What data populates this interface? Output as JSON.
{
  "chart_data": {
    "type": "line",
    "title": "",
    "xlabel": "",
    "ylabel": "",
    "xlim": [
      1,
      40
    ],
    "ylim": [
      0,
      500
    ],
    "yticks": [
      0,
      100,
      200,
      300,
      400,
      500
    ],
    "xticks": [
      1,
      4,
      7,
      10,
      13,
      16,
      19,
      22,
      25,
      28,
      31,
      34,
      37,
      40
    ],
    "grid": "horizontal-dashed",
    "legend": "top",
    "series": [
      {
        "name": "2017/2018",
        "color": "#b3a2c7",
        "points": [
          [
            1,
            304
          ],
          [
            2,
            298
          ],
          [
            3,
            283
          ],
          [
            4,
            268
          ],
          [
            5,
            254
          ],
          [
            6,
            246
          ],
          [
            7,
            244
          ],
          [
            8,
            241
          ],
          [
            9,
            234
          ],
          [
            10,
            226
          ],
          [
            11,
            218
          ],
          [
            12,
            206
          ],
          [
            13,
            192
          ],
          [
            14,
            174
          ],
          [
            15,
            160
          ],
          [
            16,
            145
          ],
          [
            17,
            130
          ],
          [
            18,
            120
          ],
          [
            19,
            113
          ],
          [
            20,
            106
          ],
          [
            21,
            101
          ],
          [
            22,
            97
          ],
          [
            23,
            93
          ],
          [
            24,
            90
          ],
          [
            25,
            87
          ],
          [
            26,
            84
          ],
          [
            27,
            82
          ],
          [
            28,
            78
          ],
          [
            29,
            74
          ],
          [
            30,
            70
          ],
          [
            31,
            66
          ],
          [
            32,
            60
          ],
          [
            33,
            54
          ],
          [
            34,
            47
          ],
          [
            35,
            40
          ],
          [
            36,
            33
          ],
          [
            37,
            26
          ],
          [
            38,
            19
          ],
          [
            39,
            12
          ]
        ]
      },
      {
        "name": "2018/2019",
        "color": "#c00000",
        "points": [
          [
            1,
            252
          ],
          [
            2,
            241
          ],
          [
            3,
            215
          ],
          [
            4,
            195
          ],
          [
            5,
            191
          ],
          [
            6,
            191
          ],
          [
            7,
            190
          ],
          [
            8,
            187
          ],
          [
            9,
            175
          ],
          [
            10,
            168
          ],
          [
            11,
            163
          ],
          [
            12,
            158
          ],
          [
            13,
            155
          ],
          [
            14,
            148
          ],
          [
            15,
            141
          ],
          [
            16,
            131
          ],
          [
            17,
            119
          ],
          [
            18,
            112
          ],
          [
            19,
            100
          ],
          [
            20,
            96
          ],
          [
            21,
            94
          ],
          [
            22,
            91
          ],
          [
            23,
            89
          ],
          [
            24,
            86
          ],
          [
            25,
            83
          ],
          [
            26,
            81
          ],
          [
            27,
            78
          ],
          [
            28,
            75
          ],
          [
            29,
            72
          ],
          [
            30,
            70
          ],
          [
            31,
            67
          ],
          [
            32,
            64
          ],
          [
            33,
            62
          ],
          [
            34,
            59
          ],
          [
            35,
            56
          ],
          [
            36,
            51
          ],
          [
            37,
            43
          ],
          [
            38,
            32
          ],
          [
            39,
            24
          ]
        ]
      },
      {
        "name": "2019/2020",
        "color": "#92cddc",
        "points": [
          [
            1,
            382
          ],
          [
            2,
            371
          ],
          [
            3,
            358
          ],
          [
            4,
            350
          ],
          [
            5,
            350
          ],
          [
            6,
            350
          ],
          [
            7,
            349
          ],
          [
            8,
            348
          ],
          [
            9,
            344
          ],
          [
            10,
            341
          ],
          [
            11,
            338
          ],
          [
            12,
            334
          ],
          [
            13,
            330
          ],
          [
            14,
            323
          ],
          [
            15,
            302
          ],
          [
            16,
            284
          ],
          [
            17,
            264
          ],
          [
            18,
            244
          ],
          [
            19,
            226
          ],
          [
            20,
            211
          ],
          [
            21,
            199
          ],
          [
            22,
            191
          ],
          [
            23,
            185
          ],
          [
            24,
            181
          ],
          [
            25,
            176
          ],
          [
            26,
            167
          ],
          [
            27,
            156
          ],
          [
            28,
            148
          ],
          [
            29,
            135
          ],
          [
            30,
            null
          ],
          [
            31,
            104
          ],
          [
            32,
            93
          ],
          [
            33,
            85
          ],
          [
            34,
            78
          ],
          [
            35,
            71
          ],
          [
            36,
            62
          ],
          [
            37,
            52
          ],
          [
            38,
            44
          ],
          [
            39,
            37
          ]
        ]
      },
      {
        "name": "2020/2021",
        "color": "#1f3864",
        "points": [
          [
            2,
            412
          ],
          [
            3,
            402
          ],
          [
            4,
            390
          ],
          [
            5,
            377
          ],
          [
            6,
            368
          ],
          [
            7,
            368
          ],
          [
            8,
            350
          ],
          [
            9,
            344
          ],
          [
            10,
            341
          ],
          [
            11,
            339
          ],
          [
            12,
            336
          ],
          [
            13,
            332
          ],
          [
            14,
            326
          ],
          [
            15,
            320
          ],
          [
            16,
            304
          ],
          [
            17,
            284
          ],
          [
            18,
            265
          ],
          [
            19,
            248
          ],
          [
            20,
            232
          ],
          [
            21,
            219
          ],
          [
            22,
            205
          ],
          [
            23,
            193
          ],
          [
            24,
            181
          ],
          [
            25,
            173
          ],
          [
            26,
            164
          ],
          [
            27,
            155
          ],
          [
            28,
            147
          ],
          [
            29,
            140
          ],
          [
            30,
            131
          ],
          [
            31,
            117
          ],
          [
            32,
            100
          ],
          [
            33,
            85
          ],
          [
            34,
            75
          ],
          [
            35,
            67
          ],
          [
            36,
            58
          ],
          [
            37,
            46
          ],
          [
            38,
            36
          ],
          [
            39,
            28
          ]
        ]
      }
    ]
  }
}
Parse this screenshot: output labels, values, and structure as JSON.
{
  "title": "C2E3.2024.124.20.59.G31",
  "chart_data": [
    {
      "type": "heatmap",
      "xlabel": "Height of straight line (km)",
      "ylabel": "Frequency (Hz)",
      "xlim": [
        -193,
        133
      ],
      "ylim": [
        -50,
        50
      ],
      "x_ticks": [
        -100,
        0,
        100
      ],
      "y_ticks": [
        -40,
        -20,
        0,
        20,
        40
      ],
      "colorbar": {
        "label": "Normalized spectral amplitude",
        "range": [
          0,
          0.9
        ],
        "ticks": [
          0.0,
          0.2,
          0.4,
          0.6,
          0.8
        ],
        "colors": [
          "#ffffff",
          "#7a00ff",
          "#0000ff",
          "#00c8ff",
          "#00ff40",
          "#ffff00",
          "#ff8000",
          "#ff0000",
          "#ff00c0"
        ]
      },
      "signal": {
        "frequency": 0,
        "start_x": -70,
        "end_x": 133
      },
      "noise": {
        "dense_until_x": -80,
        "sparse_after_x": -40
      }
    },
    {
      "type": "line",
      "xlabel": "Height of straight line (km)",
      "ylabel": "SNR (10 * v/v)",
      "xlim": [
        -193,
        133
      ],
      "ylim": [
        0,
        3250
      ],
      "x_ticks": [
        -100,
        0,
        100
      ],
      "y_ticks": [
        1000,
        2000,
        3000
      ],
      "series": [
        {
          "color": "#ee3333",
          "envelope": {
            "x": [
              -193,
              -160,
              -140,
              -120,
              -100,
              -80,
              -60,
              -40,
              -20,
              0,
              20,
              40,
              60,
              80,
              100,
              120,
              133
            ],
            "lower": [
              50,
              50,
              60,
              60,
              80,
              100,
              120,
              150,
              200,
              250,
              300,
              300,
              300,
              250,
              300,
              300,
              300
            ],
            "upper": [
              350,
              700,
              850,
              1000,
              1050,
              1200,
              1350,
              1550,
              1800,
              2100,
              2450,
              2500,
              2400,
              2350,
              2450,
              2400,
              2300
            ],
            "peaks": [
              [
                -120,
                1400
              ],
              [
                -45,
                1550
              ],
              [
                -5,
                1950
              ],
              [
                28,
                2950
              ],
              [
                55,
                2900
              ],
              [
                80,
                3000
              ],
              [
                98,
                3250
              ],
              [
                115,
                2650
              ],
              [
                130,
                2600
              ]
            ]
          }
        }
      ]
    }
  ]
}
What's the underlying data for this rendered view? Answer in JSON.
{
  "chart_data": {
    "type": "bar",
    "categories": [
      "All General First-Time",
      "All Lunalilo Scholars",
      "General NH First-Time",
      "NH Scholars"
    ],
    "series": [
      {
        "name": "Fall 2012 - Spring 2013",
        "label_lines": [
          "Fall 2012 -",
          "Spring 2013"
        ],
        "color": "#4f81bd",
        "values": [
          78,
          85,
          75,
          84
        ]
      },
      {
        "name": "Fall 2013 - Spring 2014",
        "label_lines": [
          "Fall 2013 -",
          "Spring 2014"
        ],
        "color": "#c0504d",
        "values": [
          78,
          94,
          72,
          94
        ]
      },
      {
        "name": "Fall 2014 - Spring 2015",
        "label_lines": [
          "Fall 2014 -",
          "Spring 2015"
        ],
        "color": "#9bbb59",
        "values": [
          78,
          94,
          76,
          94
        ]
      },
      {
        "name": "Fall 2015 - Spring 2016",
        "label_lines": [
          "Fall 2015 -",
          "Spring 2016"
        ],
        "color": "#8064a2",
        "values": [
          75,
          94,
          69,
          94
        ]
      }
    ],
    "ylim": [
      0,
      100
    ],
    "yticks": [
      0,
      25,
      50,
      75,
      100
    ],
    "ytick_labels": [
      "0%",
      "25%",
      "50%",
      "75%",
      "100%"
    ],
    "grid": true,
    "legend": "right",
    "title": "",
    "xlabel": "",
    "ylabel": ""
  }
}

——————

GOAL OF THE EXERCISE> Read through the entries and copy every line that includes "What".

RESULT OF THIS EXERCISE>
What data populates this interface? Output as JSON.
What's the underlying data for this rendered view? Answer in JSON.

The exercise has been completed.